### DATASET RECORDS

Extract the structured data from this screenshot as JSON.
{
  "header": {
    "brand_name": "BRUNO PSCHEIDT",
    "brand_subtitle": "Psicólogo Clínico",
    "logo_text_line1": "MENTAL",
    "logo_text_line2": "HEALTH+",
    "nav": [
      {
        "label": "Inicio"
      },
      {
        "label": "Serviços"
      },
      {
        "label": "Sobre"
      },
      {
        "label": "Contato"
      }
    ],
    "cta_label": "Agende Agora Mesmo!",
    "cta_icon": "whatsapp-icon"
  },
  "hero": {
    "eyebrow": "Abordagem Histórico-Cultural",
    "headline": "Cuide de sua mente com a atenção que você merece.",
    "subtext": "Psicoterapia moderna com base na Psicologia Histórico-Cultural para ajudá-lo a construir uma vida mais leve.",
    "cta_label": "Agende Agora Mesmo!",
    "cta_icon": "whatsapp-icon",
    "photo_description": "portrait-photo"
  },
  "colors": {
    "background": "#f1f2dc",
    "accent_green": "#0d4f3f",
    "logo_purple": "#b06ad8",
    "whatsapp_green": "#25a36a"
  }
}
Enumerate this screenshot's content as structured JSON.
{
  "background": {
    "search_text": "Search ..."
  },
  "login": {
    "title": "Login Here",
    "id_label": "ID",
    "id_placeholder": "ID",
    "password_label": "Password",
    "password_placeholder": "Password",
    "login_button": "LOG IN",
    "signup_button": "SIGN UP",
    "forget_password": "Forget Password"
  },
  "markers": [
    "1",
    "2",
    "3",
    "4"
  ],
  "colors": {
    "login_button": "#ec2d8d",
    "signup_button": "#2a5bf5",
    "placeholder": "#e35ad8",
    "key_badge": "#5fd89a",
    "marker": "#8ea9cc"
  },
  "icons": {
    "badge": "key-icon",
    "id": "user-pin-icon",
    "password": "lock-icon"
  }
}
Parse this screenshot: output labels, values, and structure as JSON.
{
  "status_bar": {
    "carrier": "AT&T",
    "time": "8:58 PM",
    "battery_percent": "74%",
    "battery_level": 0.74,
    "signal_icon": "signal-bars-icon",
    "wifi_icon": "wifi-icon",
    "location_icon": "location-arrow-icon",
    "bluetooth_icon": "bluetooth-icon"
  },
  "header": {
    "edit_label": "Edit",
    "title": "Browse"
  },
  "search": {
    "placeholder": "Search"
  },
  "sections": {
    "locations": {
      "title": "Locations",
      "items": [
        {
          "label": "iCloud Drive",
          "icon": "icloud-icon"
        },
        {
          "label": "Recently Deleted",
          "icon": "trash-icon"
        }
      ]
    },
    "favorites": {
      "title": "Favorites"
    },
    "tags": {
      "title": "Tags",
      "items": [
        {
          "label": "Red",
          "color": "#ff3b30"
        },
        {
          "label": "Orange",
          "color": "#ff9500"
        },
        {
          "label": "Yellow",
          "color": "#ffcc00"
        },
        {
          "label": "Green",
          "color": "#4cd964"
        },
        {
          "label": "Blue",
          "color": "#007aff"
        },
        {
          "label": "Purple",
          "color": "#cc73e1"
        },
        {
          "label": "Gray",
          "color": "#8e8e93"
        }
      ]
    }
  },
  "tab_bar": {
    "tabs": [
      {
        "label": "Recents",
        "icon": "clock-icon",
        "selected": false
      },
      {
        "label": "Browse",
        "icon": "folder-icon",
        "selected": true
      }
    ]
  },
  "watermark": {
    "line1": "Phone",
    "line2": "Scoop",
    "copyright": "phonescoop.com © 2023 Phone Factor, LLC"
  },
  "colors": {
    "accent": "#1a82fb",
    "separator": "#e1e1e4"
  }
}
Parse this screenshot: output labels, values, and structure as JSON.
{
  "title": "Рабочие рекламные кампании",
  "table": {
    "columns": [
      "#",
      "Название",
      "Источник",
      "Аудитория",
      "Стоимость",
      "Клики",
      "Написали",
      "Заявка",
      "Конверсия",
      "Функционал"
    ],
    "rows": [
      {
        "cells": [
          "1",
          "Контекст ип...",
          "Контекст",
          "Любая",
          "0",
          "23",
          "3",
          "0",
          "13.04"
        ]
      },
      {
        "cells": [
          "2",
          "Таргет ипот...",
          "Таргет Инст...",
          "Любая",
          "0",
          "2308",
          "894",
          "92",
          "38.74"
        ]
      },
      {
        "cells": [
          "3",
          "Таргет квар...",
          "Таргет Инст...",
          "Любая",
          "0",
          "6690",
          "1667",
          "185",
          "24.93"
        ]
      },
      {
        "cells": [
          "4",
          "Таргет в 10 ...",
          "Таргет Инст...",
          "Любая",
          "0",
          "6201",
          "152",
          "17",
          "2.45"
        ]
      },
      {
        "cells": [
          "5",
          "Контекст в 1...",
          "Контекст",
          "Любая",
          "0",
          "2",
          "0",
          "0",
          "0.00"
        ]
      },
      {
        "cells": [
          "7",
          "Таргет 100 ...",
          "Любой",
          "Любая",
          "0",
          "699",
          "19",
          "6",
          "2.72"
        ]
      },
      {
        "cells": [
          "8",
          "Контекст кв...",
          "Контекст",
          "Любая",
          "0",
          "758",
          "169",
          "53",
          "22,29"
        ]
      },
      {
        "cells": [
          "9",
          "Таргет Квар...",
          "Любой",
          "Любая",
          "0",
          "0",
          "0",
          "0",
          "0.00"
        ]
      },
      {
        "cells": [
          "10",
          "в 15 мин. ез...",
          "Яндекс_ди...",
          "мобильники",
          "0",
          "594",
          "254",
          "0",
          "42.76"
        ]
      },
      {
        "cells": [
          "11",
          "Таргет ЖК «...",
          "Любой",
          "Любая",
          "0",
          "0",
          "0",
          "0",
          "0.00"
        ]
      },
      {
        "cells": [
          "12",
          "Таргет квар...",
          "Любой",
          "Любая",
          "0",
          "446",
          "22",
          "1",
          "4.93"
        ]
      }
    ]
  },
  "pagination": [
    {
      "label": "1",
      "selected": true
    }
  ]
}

### CHALLENGE
Find every line in the listing that holds the string "this", then say how many there are as a bare number.

### EXPECTED ANSWER
4